### WHAT IS NEEDED
Answer with a single number, the count of lines holding the word "Russia".

+---+

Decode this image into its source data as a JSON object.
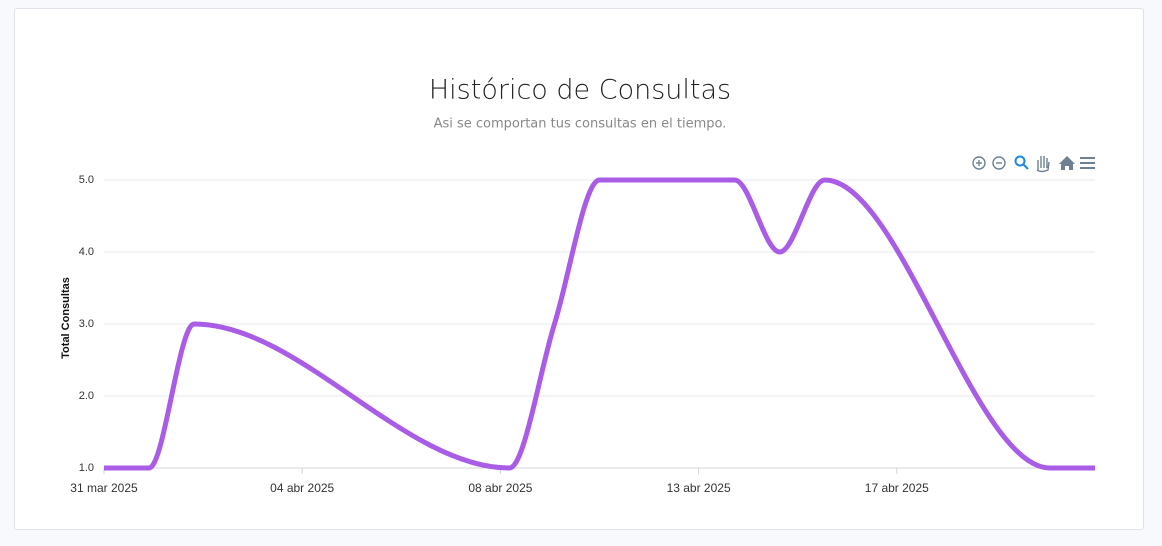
{
  "chart_data": {
    "type": "line",
    "title": "Histórico de Consultas",
    "subtitle": "Asi se comportan tus consultas en el tiempo.",
    "y_label": "Total Consultas",
    "x": [
      0,
      1,
      2,
      9,
      10,
      11,
      14,
      15,
      16,
      21,
      22
    ],
    "series": [
      {
        "name": "Consultas",
        "color": "#a95ce6",
        "values": [
          1,
          1,
          3,
          1,
          3,
          5,
          5,
          4,
          5,
          1,
          1
        ]
      }
    ],
    "xlim": [
      0,
      22
    ],
    "xticks": [
      {
        "value": 0,
        "label": "31 mar 2025"
      },
      {
        "value": 4.4,
        "label": "04 abr 2025"
      },
      {
        "value": 8.8,
        "label": "08 abr 2025"
      },
      {
        "value": 13.2,
        "label": "13 abr 2025"
      },
      {
        "value": 17.6,
        "label": "17 abr 2025"
      }
    ],
    "ylim": [
      1,
      5
    ],
    "yticks": [
      {
        "value": 1,
        "label": "1.0"
      },
      {
        "value": 2,
        "label": "2.0"
      },
      {
        "value": 3,
        "label": "3.0"
      },
      {
        "value": 4,
        "label": "4.0"
      },
      {
        "value": 5,
        "label": "5.0"
      }
    ],
    "grid": true
  }
}
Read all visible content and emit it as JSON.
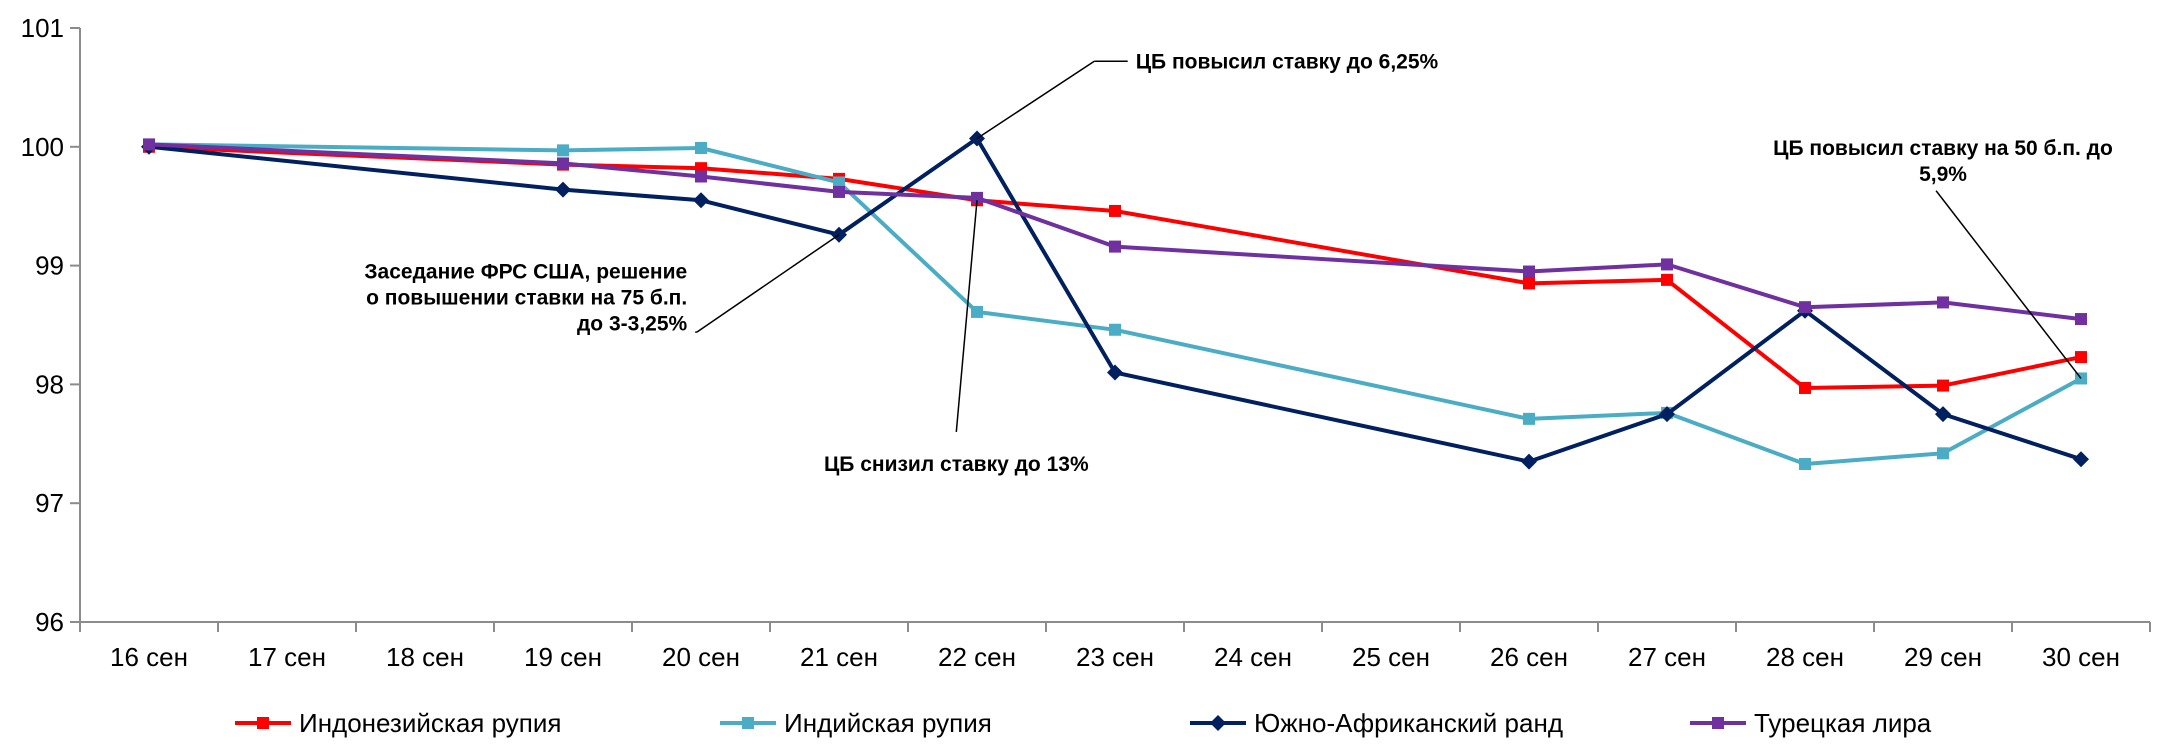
{
  "chart_data": {
    "type": "line",
    "title": "",
    "xlabel": "",
    "ylabel": "",
    "categories": [
      "16 сен",
      "17 сен",
      "18 сен",
      "19 сен",
      "20 сен",
      "21 сен",
      "22 сен",
      "23 сен",
      "24 сен",
      "25 сен",
      "26 сен",
      "27 сен",
      "28 сен",
      "29 сен",
      "30 сен"
    ],
    "ylim": [
      96,
      101
    ],
    "yticks": [
      "96",
      "97",
      "98",
      "99",
      "100",
      "101"
    ],
    "grid": false,
    "legend_position": "bottom",
    "series": [
      {
        "name": "Индонезийская рупия",
        "color": "#FF0000",
        "marker": "square",
        "values": [
          100.0,
          null,
          null,
          99.85,
          99.82,
          99.73,
          99.55,
          99.46,
          null,
          null,
          98.85,
          98.88,
          97.97,
          97.99,
          98.23
        ]
      },
      {
        "name": "Индийская рупия",
        "color": "#4BACC6",
        "marker": "square",
        "values": [
          100.02,
          null,
          null,
          99.97,
          99.99,
          99.7,
          98.61,
          98.46,
          null,
          null,
          97.71,
          97.76,
          97.33,
          97.42,
          98.05
        ]
      },
      {
        "name": "Южно-Африканский ранд",
        "color": "#002060",
        "marker": "diamond",
        "values": [
          100.0,
          null,
          null,
          99.64,
          99.55,
          99.26,
          100.07,
          98.1,
          null,
          null,
          97.35,
          97.75,
          98.62,
          97.75,
          97.37
        ]
      },
      {
        "name": "Турецкая лира",
        "color": "#7030A0",
        "marker": "square",
        "values": [
          100.02,
          null,
          null,
          99.86,
          99.75,
          99.62,
          99.57,
          99.16,
          null,
          null,
          98.95,
          99.01,
          98.65,
          98.69,
          98.55
        ]
      }
    ],
    "annotations": [
      {
        "lines": [
          "ЦБ повысил ставку до 6,25%"
        ],
        "anchor": "left",
        "text_at": {
          "x": 7.15,
          "y": 100.72
        },
        "elbow": {
          "x": 6.85,
          "y": 100.72
        },
        "target": {
          "x": 6.0,
          "y": 100.07
        }
      },
      {
        "lines": [
          "Заседание ФРС США, решение",
          "о повышении ставки на 75 б.п.",
          "до 3-3,25%"
        ],
        "anchor": "end",
        "text_at": {
          "x": 3.9,
          "y": 98.73
        },
        "elbow": {
          "x": 3.97,
          "y": 98.44
        },
        "target": {
          "x": 5.0,
          "y": 99.26
        }
      },
      {
        "lines": [
          "ЦБ снизил ставку до 13%"
        ],
        "anchor": "middle",
        "text_at": {
          "x": 5.85,
          "y": 97.27
        },
        "elbow": {
          "x": 5.85,
          "y": 97.6
        },
        "target": {
          "x": 6.0,
          "y": 99.55
        }
      },
      {
        "lines": [
          "ЦБ повысил ставку на 50 б.п. до",
          "5,9%"
        ],
        "anchor": "middle",
        "text_at": {
          "x": 13.0,
          "y": 99.93
        },
        "elbow": {
          "x": 12.95,
          "y": 99.63
        },
        "target": {
          "x": 14.0,
          "y": 98.05
        }
      }
    ]
  }
}
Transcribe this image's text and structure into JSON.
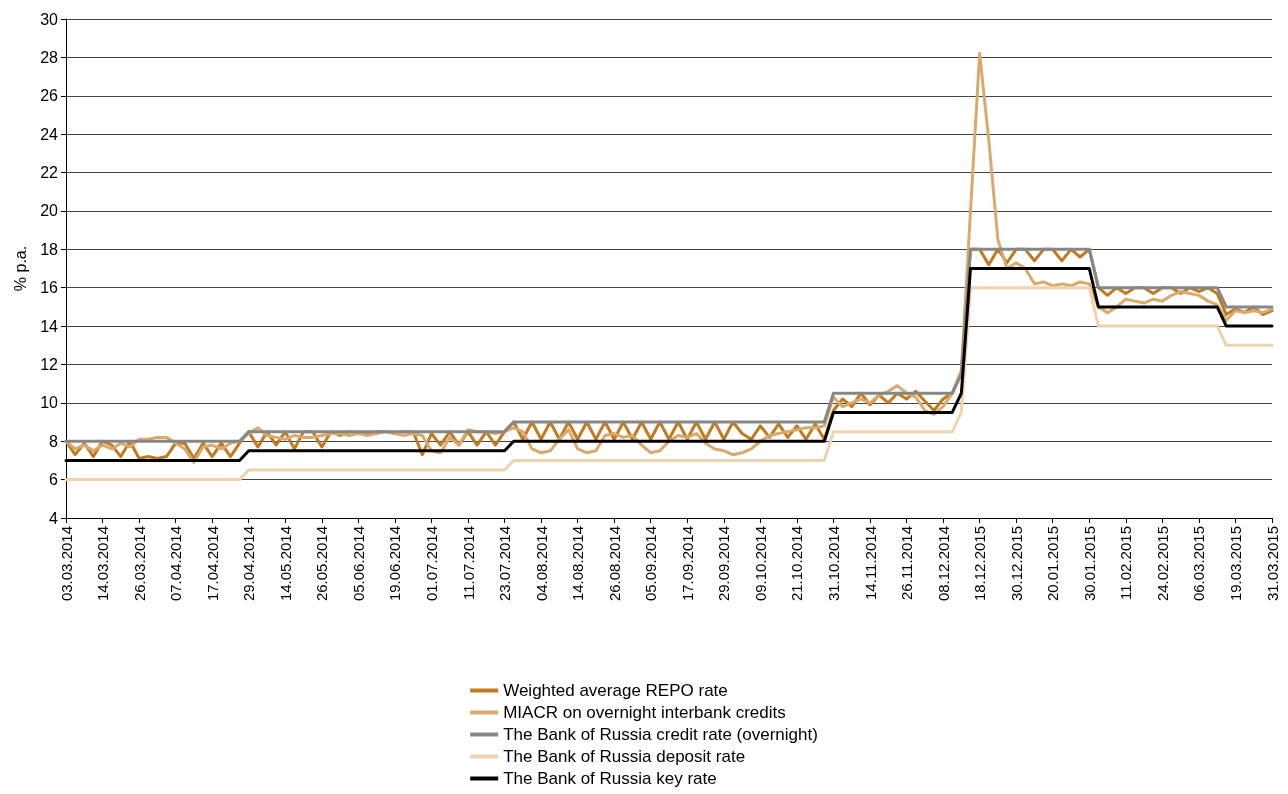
{
  "chart_data": {
    "type": "line",
    "ylabel": "% p.a.",
    "categories": [
      "03.03.2014",
      null,
      null,
      null,
      "14.03.2014",
      null,
      null,
      null,
      "26.03.2014",
      null,
      null,
      null,
      "07.04.2014",
      null,
      null,
      null,
      "17.04.2014",
      null,
      null,
      null,
      "29.04.2014",
      null,
      null,
      null,
      "14.05.2014",
      null,
      null,
      null,
      "26.05.2014",
      null,
      null,
      null,
      "05.06.2014",
      null,
      null,
      null,
      "19.06.2014",
      null,
      null,
      null,
      "01.07.2014",
      null,
      null,
      null,
      "11.07.2014",
      null,
      null,
      null,
      "23.07.2014",
      null,
      null,
      null,
      "04.08.2014",
      null,
      null,
      null,
      "14.08.2014",
      null,
      null,
      null,
      "26.08.2014",
      null,
      null,
      null,
      "05.09.2014",
      null,
      null,
      null,
      "17.09.2014",
      null,
      null,
      null,
      "29.09.2014",
      null,
      null,
      null,
      "09.10.2014",
      null,
      null,
      null,
      "21.10.2014",
      null,
      null,
      null,
      "31.10.2014",
      null,
      null,
      null,
      "14.11.2014",
      null,
      null,
      null,
      "26.11.2014",
      null,
      null,
      null,
      "08.12.2014",
      null,
      null,
      null,
      "18.12.2015",
      null,
      null,
      null,
      "30.12.2015",
      null,
      null,
      null,
      "20.01.2015",
      null,
      null,
      null,
      "30.01.2015",
      null,
      null,
      null,
      "11.02.2015",
      null,
      null,
      null,
      "24.02.2015",
      null,
      null,
      null,
      "06.03.2015",
      null,
      null,
      null,
      "19.03.2015",
      null,
      null,
      null,
      "31.03.2015"
    ],
    "series": [
      {
        "name": "Weighted average REPO rate",
        "color": "#c07a20",
        "values": [
          8,
          7.3,
          7.9,
          7.2,
          8,
          7.8,
          7.2,
          8,
          7.1,
          7.2,
          7.1,
          7.2,
          7.9,
          7.9,
          7.1,
          7.9,
          7.2,
          7.9,
          7.2,
          7.9,
          8.5,
          7.7,
          8.5,
          7.8,
          8.5,
          7.6,
          8.5,
          8.5,
          7.7,
          8.5,
          8.3,
          8.5,
          8.4,
          8.4,
          8.5,
          8.5,
          8.4,
          8.5,
          8.5,
          7.3,
          8.4,
          7.8,
          8.5,
          7.8,
          8.5,
          7.8,
          8.5,
          7.8,
          8.5,
          9,
          8.1,
          9,
          8.1,
          9,
          8.1,
          9,
          8.1,
          9,
          8.1,
          9,
          8.1,
          9,
          8.1,
          9,
          8.1,
          9,
          8.1,
          9,
          8.1,
          9,
          8.1,
          9,
          8.1,
          9,
          8.4,
          8.1,
          8.8,
          8.2,
          8.9,
          8.2,
          8.8,
          8.1,
          8.9,
          8.1,
          9.6,
          10.2,
          9.8,
          10.5,
          9.9,
          10.4,
          10,
          10.5,
          10.2,
          10.6,
          10.1,
          9.6,
          10.2,
          10.5,
          11.6,
          18,
          18,
          17.2,
          18,
          17.3,
          18,
          18,
          17.4,
          18,
          18,
          17.4,
          18,
          17.6,
          18,
          16,
          15.6,
          16,
          15.7,
          16,
          16,
          15.7,
          16,
          16,
          15.7,
          16,
          15.8,
          16,
          15.7,
          14.6,
          14.9,
          14.7,
          15,
          14.6,
          14.8
        ]
      },
      {
        "name": "MIACR on overnight interbank credits",
        "color": "#d9aa6e",
        "values": [
          8,
          7.6,
          7.8,
          7.5,
          7.8,
          7.6,
          7.9,
          7.7,
          8.1,
          8.1,
          8.2,
          8.2,
          7.9,
          7.6,
          6.9,
          7.7,
          7.8,
          7.6,
          7.9,
          8,
          8.4,
          8.7,
          8.3,
          8.2,
          8.1,
          8.3,
          8.2,
          8.2,
          8.3,
          8.4,
          8.4,
          8.3,
          8.4,
          8.3,
          8.4,
          8.5,
          8.4,
          8.3,
          8.4,
          8.3,
          7.5,
          7.4,
          8.2,
          7.8,
          8.6,
          8.5,
          8.5,
          8.4,
          8.5,
          8.7,
          8.5,
          7.6,
          7.4,
          7.5,
          8.1,
          8.6,
          7.6,
          7.4,
          7.5,
          8.3,
          8.4,
          8.2,
          8.3,
          7.8,
          7.4,
          7.5,
          8,
          8.3,
          8.2,
          8.4,
          7.9,
          7.6,
          7.5,
          7.3,
          7.4,
          7.6,
          8,
          8.3,
          8.4,
          8.5,
          8.6,
          8.7,
          8.7,
          8.8,
          10.3,
          9.8,
          10,
          10.2,
          10,
          10.4,
          10.6,
          10.9,
          10.5,
          10.3,
          9.6,
          9.4,
          9.8,
          10.5,
          11.7,
          20,
          28.2,
          23.7,
          18.5,
          17,
          17.3,
          17,
          16.2,
          16.3,
          16.1,
          16.2,
          16.1,
          16.3,
          16.2,
          15,
          14.7,
          15,
          15.4,
          15.3,
          15.2,
          15.4,
          15.3,
          15.6,
          15.8,
          15.7,
          15.6,
          15.3,
          15.1,
          14.3,
          14.8,
          14.7,
          14.8,
          14.7,
          14.9
        ]
      },
      {
        "name": "The Bank of Russia credit rate (overnight)",
        "color": "#878787",
        "values": [
          8,
          8,
          8,
          8,
          8,
          8,
          8,
          8,
          8,
          8,
          8,
          8,
          8,
          8,
          8,
          8,
          8,
          8,
          8,
          8,
          8.5,
          8.5,
          8.5,
          8.5,
          8.5,
          8.5,
          8.5,
          8.5,
          8.5,
          8.5,
          8.5,
          8.5,
          8.5,
          8.5,
          8.5,
          8.5,
          8.5,
          8.5,
          8.5,
          8.5,
          8.5,
          8.5,
          8.5,
          8.5,
          8.5,
          8.5,
          8.5,
          8.5,
          8.5,
          9,
          9,
          9,
          9,
          9,
          9,
          9,
          9,
          9,
          9,
          9,
          9,
          9,
          9,
          9,
          9,
          9,
          9,
          9,
          9,
          9,
          9,
          9,
          9,
          9,
          9,
          9,
          9,
          9,
          9,
          9,
          9,
          9,
          9,
          9,
          10.5,
          10.5,
          10.5,
          10.5,
          10.5,
          10.5,
          10.5,
          10.5,
          10.5,
          10.5,
          10.5,
          10.5,
          10.5,
          10.5,
          11.5,
          18,
          18,
          18,
          18,
          18,
          18,
          18,
          18,
          18,
          18,
          18,
          18,
          18,
          18,
          16,
          16,
          16,
          16,
          16,
          16,
          16,
          16,
          16,
          16,
          16,
          16,
          16,
          16,
          15,
          15,
          15,
          15,
          15,
          15
        ]
      },
      {
        "name": "The Bank of Russia deposit rate",
        "color": "#edd3b0",
        "values": [
          6,
          6,
          6,
          6,
          6,
          6,
          6,
          6,
          6,
          6,
          6,
          6,
          6,
          6,
          6,
          6,
          6,
          6,
          6,
          6,
          6.5,
          6.5,
          6.5,
          6.5,
          6.5,
          6.5,
          6.5,
          6.5,
          6.5,
          6.5,
          6.5,
          6.5,
          6.5,
          6.5,
          6.5,
          6.5,
          6.5,
          6.5,
          6.5,
          6.5,
          6.5,
          6.5,
          6.5,
          6.5,
          6.5,
          6.5,
          6.5,
          6.5,
          6.5,
          7,
          7,
          7,
          7,
          7,
          7,
          7,
          7,
          7,
          7,
          7,
          7,
          7,
          7,
          7,
          7,
          7,
          7,
          7,
          7,
          7,
          7,
          7,
          7,
          7,
          7,
          7,
          7,
          7,
          7,
          7,
          7,
          7,
          7,
          7,
          8.5,
          8.5,
          8.5,
          8.5,
          8.5,
          8.5,
          8.5,
          8.5,
          8.5,
          8.5,
          8.5,
          8.5,
          8.5,
          8.5,
          9.5,
          16,
          16,
          16,
          16,
          16,
          16,
          16,
          16,
          16,
          16,
          16,
          16,
          16,
          16,
          14,
          14,
          14,
          14,
          14,
          14,
          14,
          14,
          14,
          14,
          14,
          14,
          14,
          14,
          13,
          13,
          13,
          13,
          13,
          13
        ]
      },
      {
        "name": "The Bank of Russia key rate",
        "color": "#000000",
        "values": [
          7,
          7,
          7,
          7,
          7,
          7,
          7,
          7,
          7,
          7,
          7,
          7,
          7,
          7,
          7,
          7,
          7,
          7,
          7,
          7,
          7.5,
          7.5,
          7.5,
          7.5,
          7.5,
          7.5,
          7.5,
          7.5,
          7.5,
          7.5,
          7.5,
          7.5,
          7.5,
          7.5,
          7.5,
          7.5,
          7.5,
          7.5,
          7.5,
          7.5,
          7.5,
          7.5,
          7.5,
          7.5,
          7.5,
          7.5,
          7.5,
          7.5,
          7.5,
          8,
          8,
          8,
          8,
          8,
          8,
          8,
          8,
          8,
          8,
          8,
          8,
          8,
          8,
          8,
          8,
          8,
          8,
          8,
          8,
          8,
          8,
          8,
          8,
          8,
          8,
          8,
          8,
          8,
          8,
          8,
          8,
          8,
          8,
          8,
          9.5,
          9.5,
          9.5,
          9.5,
          9.5,
          9.5,
          9.5,
          9.5,
          9.5,
          9.5,
          9.5,
          9.5,
          9.5,
          9.5,
          10.5,
          17,
          17,
          17,
          17,
          17,
          17,
          17,
          17,
          17,
          17,
          17,
          17,
          17,
          17,
          15,
          15,
          15,
          15,
          15,
          15,
          15,
          15,
          15,
          15,
          15,
          15,
          15,
          15,
          14,
          14,
          14,
          14,
          14,
          14
        ]
      }
    ],
    "ylim": [
      4,
      30
    ],
    "yticks": [
      4,
      6,
      8,
      10,
      12,
      14,
      16,
      18,
      20,
      22,
      24,
      26,
      28,
      30
    ],
    "grid": "y",
    "legend": "bottom",
    "marker": "none",
    "line_style": "solid"
  }
}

+---+

### FINISHED ANSWER
3